▶ _Short problem_
Give every entry again, word for word and in full.

[BEGIN Dataset]

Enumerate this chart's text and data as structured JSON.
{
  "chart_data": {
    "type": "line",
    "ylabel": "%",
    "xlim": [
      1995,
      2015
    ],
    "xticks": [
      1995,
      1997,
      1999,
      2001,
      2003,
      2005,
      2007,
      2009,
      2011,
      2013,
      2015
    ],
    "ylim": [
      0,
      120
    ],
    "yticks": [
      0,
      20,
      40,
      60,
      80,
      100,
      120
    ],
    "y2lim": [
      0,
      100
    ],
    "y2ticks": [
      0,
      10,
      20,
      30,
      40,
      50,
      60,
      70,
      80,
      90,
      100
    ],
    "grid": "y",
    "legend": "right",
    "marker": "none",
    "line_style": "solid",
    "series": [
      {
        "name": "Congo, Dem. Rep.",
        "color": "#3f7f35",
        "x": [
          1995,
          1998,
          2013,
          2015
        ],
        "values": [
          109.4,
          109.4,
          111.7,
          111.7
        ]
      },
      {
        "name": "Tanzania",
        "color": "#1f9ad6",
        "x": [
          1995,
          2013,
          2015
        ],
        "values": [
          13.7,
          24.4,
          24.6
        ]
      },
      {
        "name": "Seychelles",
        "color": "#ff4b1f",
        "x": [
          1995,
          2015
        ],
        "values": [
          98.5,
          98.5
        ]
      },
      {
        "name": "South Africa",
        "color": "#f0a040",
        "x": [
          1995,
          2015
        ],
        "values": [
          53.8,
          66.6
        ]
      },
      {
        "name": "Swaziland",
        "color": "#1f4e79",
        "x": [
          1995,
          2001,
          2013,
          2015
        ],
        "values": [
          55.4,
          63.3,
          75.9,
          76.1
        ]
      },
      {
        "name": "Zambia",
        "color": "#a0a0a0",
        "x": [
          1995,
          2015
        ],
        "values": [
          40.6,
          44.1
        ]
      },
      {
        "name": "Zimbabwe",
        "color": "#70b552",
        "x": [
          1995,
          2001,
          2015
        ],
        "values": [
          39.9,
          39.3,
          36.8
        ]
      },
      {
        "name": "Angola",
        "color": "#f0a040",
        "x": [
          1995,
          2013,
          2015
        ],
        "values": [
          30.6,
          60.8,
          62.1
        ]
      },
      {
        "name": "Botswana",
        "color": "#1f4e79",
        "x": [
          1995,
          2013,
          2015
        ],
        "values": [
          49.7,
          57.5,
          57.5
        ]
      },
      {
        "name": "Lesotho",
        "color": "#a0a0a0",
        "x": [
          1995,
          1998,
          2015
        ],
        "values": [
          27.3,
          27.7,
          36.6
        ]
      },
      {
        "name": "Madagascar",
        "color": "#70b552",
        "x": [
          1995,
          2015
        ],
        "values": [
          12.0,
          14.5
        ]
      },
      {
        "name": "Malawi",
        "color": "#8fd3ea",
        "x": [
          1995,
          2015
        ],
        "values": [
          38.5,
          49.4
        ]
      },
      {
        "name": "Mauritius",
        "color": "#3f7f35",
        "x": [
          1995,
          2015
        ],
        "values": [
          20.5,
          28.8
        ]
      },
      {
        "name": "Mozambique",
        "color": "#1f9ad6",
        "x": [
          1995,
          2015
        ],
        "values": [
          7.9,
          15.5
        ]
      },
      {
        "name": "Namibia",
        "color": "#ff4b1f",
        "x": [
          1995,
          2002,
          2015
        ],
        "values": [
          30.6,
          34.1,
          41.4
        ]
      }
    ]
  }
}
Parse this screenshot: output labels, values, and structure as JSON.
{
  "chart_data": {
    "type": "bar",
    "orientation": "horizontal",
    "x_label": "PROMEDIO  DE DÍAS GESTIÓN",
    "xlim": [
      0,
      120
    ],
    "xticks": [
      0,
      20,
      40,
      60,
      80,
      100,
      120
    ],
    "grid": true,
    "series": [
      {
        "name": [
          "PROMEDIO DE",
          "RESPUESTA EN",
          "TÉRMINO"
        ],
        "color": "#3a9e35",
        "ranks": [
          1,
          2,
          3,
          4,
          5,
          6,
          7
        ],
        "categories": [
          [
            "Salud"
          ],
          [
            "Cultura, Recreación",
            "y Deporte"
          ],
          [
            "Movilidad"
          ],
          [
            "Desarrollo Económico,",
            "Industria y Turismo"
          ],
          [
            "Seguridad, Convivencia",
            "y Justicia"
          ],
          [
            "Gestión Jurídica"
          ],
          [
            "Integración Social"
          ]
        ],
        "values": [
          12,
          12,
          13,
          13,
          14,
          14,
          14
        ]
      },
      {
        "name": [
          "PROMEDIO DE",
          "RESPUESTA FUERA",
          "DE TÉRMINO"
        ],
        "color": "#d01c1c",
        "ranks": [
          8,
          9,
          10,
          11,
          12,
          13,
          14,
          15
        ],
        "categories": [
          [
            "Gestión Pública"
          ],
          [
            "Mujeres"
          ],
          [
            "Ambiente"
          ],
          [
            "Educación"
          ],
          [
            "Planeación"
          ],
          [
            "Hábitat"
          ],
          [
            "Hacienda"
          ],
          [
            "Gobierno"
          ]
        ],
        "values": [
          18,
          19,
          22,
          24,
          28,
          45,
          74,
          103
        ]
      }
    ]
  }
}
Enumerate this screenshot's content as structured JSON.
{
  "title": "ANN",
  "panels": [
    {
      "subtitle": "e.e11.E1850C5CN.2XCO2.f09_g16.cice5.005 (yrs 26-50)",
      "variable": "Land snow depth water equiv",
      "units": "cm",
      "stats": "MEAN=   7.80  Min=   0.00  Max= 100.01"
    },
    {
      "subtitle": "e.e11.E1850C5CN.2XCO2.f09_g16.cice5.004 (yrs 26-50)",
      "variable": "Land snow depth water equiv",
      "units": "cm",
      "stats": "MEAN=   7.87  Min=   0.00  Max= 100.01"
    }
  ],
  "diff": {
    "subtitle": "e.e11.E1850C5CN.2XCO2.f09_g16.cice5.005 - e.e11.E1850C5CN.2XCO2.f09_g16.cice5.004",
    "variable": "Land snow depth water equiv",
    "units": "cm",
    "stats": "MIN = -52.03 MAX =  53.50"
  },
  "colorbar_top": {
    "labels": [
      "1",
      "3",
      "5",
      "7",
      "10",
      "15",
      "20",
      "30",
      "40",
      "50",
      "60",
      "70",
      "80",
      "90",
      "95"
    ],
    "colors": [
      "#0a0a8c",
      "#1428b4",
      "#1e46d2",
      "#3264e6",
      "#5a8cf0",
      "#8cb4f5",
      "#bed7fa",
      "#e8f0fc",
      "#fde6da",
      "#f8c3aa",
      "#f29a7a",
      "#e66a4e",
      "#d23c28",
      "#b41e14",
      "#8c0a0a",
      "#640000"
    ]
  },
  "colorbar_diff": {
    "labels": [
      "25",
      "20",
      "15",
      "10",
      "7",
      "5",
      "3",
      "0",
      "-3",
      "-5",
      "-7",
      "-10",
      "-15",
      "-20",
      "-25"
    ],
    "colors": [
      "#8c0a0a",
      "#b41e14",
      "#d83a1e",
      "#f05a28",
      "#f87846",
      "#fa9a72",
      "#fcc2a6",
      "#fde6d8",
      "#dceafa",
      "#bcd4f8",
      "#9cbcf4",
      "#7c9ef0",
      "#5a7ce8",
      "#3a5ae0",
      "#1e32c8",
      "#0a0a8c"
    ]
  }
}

[END Dataset]

▶ _Solution to this exercise_
Enumerate this chart's text and data as structured JSON.
{
  "chart_data": {
    "type": "line",
    "ylabel": "%",
    "xlim": [
      1995,
      2015
    ],
    "xticks": [
      1995,
      1997,
      1999,
      2001,
      2003,
      2005,
      2007,
      2009,
      2011,
      2013,
      2015
    ],
    "ylim": [
      0,
      120
    ],
    "yticks": [
      0,
      20,
      40,
      60,
      80,
      100,
      120
    ],
    "y2lim": [
      0,
      100
    ],
    "y2ticks": [
      0,
      10,
      20,
      30,
      40,
      50,
      60,
      70,
      80,
      90,
      100
    ],
    "grid": "y",
    "legend": "right",
    "marker": "none",
    "line_style": "solid",
    "series": [
      {
        "name": "Congo, Dem. Rep.",
        "color": "#3f7f35",
        "x": [
          1995,
          1998,
          2013,
          2015
        ],
        "values": [
          109.4,
          109.4,
          111.7,
          111.7
        ]
      },
      {
        "name": "Tanzania",
        "color": "#1f9ad6",
        "x": [
          1995,
          2013,
          2015
        ],
        "values": [
          13.7,
          24.4,
          24.6
        ]
      },
      {
        "name": "Seychelles",
        "color": "#ff4b1f",
        "x": [
          1995,
          2015
        ],
        "values": [
          98.5,
          98.5
        ]
      },
      {
        "name": "South Africa",
        "color": "#f0a040",
        "x": [
          1995,
          2015
        ],
        "values": [
          53.8,
          66.6
        ]
      },
      {
        "name": "Swaziland",
        "color": "#1f4e79",
        "x": [
          1995,
          2001,
          2013,
          2015
        ],
        "values": [
          55.4,
          63.3,
          75.9,
          76.1
        ]
      },
      {
        "name": "Zambia",
        "color": "#a0a0a0",
        "x": [
          1995,
          2015
        ],
        "values": [
          40.6,
          44.1
        ]
      },
      {
        "name": "Zimbabwe",
        "color": "#70b552",
        "x": [
          1995,
          2001,
          2015
        ],
        "values": [
          39.9,
          39.3,
          36.8
        ]
      },
      {
        "name": "Angola",
        "color": "#f0a040",
        "x": [
          1995,
          2013,
          2015
        ],
        "values": [
          30.6,
          60.8,
          62.1
        ]
      },
      {
        "name": "Botswana",
        "color": "#1f4e79",
        "x": [
          1995,
          2013,
          2015
        ],
        "values": [
          49.7,
          57.5,
          57.5
        ]
      },
      {
        "name": "Lesotho",
        "color": "#a0a0a0",
        "x": [
          1995,
          1998,
          2015
        ],
        "values": [
          27.3,
          27.7,
          36.6
        ]
      },
      {
        "name": "Madagascar",
        "color": "#70b552",
        "x": [
          1995,
          2015
        ],
        "values": [
          12.0,
          14.5
        ]
      },
      {
        "name": "Malawi",
        "color": "#8fd3ea",
        "x": [
          1995,
          2015
        ],
        "values": [
          38.5,
          49.4
        ]
      },
      {
        "name": "Mauritius",
        "color": "#3f7f35",
        "x": [
          1995,
          2015
        ],
        "values": [
          20.5,
          28.8
        ]
      },
      {
        "name": "Mozambique",
        "color": "#1f9ad6",
        "x": [
          1995,
          2015
        ],
        "values": [
          7.9,
          15.5
        ]
      },
      {
        "name": "Namibia",
        "color": "#ff4b1f",
        "x": [
          1995,
          2002,
          2015
        ],
        "values": [
          30.6,
          34.1,
          41.4
        ]
      }
    ]
  }
}
Parse this screenshot: output labels, values, and structure as JSON.
{
  "chart_data": {
    "type": "bar",
    "orientation": "horizontal",
    "x_label": "PROMEDIO  DE DÍAS GESTIÓN",
    "xlim": [
      0,
      120
    ],
    "xticks": [
      0,
      20,
      40,
      60,
      80,
      100,
      120
    ],
    "grid": true,
    "series": [
      {
        "name": [
          "PROMEDIO DE",
          "RESPUESTA EN",
          "TÉRMINO"
        ],
        "color": "#3a9e35",
        "ranks": [
          1,
          2,
          3,
          4,
          5,
          6,
          7
        ],
        "categories": [
          [
            "Salud"
          ],
          [
            "Cultura, Recreación",
            "y Deporte"
          ],
          [
            "Movilidad"
          ],
          [
            "Desarrollo Económico,",
            "Industria y Turismo"
          ],
          [
            "Seguridad, Convivencia",
            "y Justicia"
          ],
          [
            "Gestión Jurídica"
          ],
          [
            "Integración Social"
          ]
        ],
        "values": [
          12,
          12,
          13,
          13,
          14,
          14,
          14
        ]
      },
      {
        "name": [
          "PROMEDIO DE",
          "RESPUESTA FUERA",
          "DE TÉRMINO"
        ],
        "color": "#d01c1c",
        "ranks": [
          8,
          9,
          10,
          11,
          12,
          13,
          14,
          15
        ],
        "categories": [
          [
            "Gestión Pública"
          ],
          [
            "Mujeres"
          ],
          [
            "Ambiente"
          ],
          [
            "Educación"
          ],
          [
            "Planeación"
          ],
          [
            "Hábitat"
          ],
          [
            "Hacienda"
          ],
          [
            "Gobierno"
          ]
        ],
        "values": [
          18,
          19,
          22,
          24,
          28,
          45,
          74,
          103
        ]
      }
    ]
  }
}
Enumerate this screenshot's content as structured JSON.
{
  "title": "ANN",
  "panels": [
    {
      "subtitle": "e.e11.E1850C5CN.2XCO2.f09_g16.cice5.005 (yrs 26-50)",
      "variable": "Land snow depth water equiv",
      "units": "cm",
      "stats": "MEAN=   7.80  Min=   0.00  Max= 100.01"
    },
    {
      "subtitle": "e.e11.E1850C5CN.2XCO2.f09_g16.cice5.004 (yrs 26-50)",
      "variable": "Land snow depth water equiv",
      "units": "cm",
      "stats": "MEAN=   7.87  Min=   0.00  Max= 100.01"
    }
  ],
  "diff": {
    "subtitle": "e.e11.E1850C5CN.2XCO2.f09_g16.cice5.005 - e.e11.E1850C5CN.2XCO2.f09_g16.cice5.004",
    "variable": "Land snow depth water equiv",
    "units": "cm",
    "stats": "MIN = -52.03 MAX =  53.50"
  },
  "colorbar_top": {
    "labels": [
      "1",
      "3",
      "5",
      "7",
      "10",
      "15",
      "20",
      "30",
      "40",
      "50",
      "60",
      "70",
      "80",
      "90",
      "95"
    ],
    "colors": [
      "#0a0a8c",
      "#1428b4",
      "#1e46d2",
      "#3264e6",
      "#5a8cf0",
      "#8cb4f5",
      "#bed7fa",
      "#e8f0fc",
      "#fde6da",
      "#f8c3aa",
      "#f29a7a",
      "#e66a4e",
      "#d23c28",
      "#b41e14",
      "#8c0a0a",
      "#640000"
    ]
  },
  "colorbar_diff": {
    "labels": [
      "25",
      "20",
      "15",
      "10",
      "7",
      "5",
      "3",
      "0",
      "-3",
      "-5",
      "-7",
      "-10",
      "-15",
      "-20",
      "-25"
    ],
    "colors": [
      "#8c0a0a",
      "#b41e14",
      "#d83a1e",
      "#f05a28",
      "#f87846",
      "#fa9a72",
      "#fcc2a6",
      "#fde6d8",
      "#dceafa",
      "#bcd4f8",
      "#9cbcf4",
      "#7c9ef0",
      "#5a7ce8",
      "#3a5ae0",
      "#1e32c8",
      "#0a0a8c"
    ]
  }
}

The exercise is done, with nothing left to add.